Structured figure records
==============================
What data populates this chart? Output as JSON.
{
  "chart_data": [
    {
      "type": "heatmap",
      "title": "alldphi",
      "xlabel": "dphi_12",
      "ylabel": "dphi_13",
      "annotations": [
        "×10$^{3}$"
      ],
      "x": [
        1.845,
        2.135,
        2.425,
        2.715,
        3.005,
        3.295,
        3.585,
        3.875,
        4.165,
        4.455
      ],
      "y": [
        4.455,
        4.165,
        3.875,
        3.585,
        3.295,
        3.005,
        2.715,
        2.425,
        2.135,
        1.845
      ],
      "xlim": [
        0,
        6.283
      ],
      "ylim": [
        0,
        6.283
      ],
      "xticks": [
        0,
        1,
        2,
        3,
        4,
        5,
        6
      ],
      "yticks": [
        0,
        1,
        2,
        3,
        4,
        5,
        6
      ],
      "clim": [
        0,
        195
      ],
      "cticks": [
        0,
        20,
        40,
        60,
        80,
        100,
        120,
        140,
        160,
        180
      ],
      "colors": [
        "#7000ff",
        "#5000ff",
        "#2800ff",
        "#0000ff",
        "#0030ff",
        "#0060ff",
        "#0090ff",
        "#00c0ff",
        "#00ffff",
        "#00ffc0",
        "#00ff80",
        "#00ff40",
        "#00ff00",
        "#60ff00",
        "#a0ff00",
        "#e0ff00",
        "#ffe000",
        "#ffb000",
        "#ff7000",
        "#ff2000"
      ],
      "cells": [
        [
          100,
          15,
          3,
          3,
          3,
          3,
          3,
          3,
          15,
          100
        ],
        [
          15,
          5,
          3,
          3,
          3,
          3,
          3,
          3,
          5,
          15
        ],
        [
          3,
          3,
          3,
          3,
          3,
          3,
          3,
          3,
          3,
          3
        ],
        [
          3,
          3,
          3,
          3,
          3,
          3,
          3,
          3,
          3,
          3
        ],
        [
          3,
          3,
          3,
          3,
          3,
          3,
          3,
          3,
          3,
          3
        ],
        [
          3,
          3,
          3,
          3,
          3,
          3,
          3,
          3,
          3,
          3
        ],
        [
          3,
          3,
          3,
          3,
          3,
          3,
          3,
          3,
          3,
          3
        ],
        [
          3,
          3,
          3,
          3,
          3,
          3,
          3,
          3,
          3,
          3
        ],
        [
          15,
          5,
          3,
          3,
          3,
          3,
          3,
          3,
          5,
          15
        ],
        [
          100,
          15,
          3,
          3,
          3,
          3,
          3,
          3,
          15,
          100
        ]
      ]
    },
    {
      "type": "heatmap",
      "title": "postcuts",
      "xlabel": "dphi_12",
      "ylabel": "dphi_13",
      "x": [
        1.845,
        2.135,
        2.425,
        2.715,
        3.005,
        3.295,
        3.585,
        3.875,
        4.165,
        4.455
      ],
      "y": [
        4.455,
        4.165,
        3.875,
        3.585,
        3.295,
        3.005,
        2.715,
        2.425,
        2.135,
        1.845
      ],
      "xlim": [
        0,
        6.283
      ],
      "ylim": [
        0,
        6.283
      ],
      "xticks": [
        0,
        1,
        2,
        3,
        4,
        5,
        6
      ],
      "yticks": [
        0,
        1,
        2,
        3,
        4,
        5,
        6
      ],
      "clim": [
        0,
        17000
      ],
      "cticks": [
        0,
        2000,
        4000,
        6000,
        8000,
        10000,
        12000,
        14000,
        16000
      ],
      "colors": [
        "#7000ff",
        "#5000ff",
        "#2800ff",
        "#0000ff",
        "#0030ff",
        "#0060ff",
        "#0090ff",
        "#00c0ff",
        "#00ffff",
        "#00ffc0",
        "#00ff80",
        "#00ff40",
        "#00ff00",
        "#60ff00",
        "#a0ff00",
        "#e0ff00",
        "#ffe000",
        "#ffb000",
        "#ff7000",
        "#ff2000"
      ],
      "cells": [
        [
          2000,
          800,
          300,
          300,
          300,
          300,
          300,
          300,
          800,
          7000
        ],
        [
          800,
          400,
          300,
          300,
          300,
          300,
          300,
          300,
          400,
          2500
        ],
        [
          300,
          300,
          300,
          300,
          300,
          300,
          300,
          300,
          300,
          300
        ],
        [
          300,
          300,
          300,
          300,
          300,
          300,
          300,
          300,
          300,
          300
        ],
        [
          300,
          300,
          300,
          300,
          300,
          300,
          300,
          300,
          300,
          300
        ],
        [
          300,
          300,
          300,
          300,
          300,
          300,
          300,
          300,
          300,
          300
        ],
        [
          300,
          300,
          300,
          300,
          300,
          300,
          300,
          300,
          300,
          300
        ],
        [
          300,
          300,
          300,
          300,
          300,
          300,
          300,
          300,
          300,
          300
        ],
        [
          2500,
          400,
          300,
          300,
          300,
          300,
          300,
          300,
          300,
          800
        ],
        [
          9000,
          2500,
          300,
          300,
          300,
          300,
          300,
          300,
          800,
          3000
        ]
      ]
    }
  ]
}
==============================
▸ **What the task asks**
Extract each line of the listing above, copying it word for word.

▸ **Answer**
What data populates this chart? Output as JSON.
{
  "chart_data": [
    {
      "type": "heatmap",
      "title": "alldphi",
      "xlabel": "dphi_12",
      "ylabel": "dphi_13",
      "annotations": [
        "×10$^{3}$"
      ],
      "x": [
        1.845,
        2.135,
        2.425,
        2.715,
        3.005,
        3.295,
        3.585,
        3.875,
        4.165,
        4.455
      ],
      "y": [
        4.455,
        4.165,
        3.875,
        3.585,
        3.295,
        3.005,
        2.715,
        2.425,
        2.135,
        1.845
      ],
      "xlim": [
        0,
        6.283
      ],
      "ylim": [
        0,
        6.283
      ],
      "xticks": [
        0,
        1,
        2,
        3,
        4,
        5,
        6
      ],
      "yticks": [
        0,
        1,
        2,
        3,
        4,
        5,
        6
      ],
      "clim": [
        0,
        195
      ],
      "cticks": [
        0,
        20,
        40,
        60,
        80,
        100,
        120,
        140,
        160,
        180
      ],
      "colors": [
        "#7000ff",
        "#5000ff",
        "#2800ff",
        "#0000ff",
        "#0030ff",
        "#0060ff",
        "#0090ff",
        "#00c0ff",
        "#00ffff",
        "#00ffc0",
        "#00ff80",
        "#00ff40",
        "#00ff00",
        "#60ff00",
        "#a0ff00",
        "#e0ff00",
        "#ffe000",
        "#ffb000",
        "#ff7000",
        "#ff2000"
      ],
      "cells": [
        [
          100,
          15,
          3,
          3,
          3,
          3,
          3,
          3,
          15,
          100
        ],
        [
          15,
          5,
          3,
          3,
          3,
          3,
          3,
          3,
          5,
          15
        ],
        [
          3,
          3,
          3,
          3,
          3,
          3,
          3,
          3,
          3,
          3
        ],
        [
          3,
          3,
          3,
          3,
          3,
          3,
          3,
          3,
          3,
          3
        ],
        [
          3,
          3,
          3,
          3,
          3,
          3,
          3,
          3,
          3,
          3
        ],
        [
          3,
          3,
          3,
          3,
          3,
          3,
          3,
          3,
          3,
          3
        ],
        [
          3,
          3,
          3,
          3,
          3,
          3,
          3,
          3,
          3,
          3
        ],
        [
          3,
          3,
          3,
          3,
          3,
          3,
          3,
          3,
          3,
          3
        ],
        [
          15,
          5,
          3,
          3,
          3,
          3,
          3,
          3,
          5,
          15
        ],
        [
          100,
          15,
          3,
          3,
          3,
          3,
          3,
          3,
          15,
          100
        ]
      ]
    },
    {
      "type": "heatmap",
      "title": "postcuts",
      "xlabel": "dphi_12",
      "ylabel": "dphi_13",
      "x": [
        1.845,
        2.135,
        2.425,
        2.715,
        3.005,
        3.295,
        3.585,
        3.875,
        4.165,
        4.455
      ],
      "y": [
        4.455,
        4.165,
        3.875,
        3.585,
        3.295,
        3.005,
        2.715,
        2.425,
        2.135,
        1.845
      ],
      "xlim": [
        0,
        6.283
      ],
      "ylim": [
        0,
        6.283
      ],
      "xticks": [
        0,
        1,
        2,
        3,
        4,
        5,
        6
      ],
      "yticks": [
        0,
        1,
        2,
        3,
        4,
        5,
        6
      ],
      "clim": [
        0,
        17000
      ],
      "cticks": [
        0,
        2000,
        4000,
        6000,
        8000,
        10000,
        12000,
        14000,
        16000
      ],
      "colors": [
        "#7000ff",
        "#5000ff",
        "#2800ff",
        "#0000ff",
        "#0030ff",
        "#0060ff",
        "#0090ff",
        "#00c0ff",
        "#00ffff",
        "#00ffc0",
        "#00ff80",
        "#00ff40",
        "#00ff00",
        "#60ff00",
        "#a0ff00",
        "#e0ff00",
        "#ffe000",
        "#ffb000",
        "#ff7000",
        "#ff2000"
      ],
      "cells": [
        [
          2000,
          800,
          300,
          300,
          300,
          300,
          300,
          300,
          800,
          7000
        ],
        [
          800,
          400,
          300,
          300,
          300,
          300,
          300,
          300,
          400,
          2500
        ],
        [
          300,
          300,
          300,
          300,
          300,
          300,
          300,
          300,
          300,
          300
        ],
        [
          300,
          300,
          300,
          300,
          300,
          300,
          300,
          300,
          300,
          300
        ],
        [
          300,
          300,
          300,
          300,
          300,
          300,
          300,
          300,
          300,
          300
        ],
        [
          300,
          300,
          300,
          300,
          300,
          300,
          300,
          300,
          300,
          300
        ],
        [
          300,
          300,
          300,
          300,
          300,
          300,
          300,
          300,
          300,
          300
        ],
        [
          300,
          300,
          300,
          300,
          300,
          300,
          300,
          300,
          300,
          300
        ],
        [
          2500,
          400,
          300,
          300,
          300,
          300,
          300,
          300,
          300,
          800
        ],
        [
          9000,
          2500,
          300,
          300,
          300,
          300,
          300,
          300,
          800,
          3000
        ]
      ]
    }
  ]
}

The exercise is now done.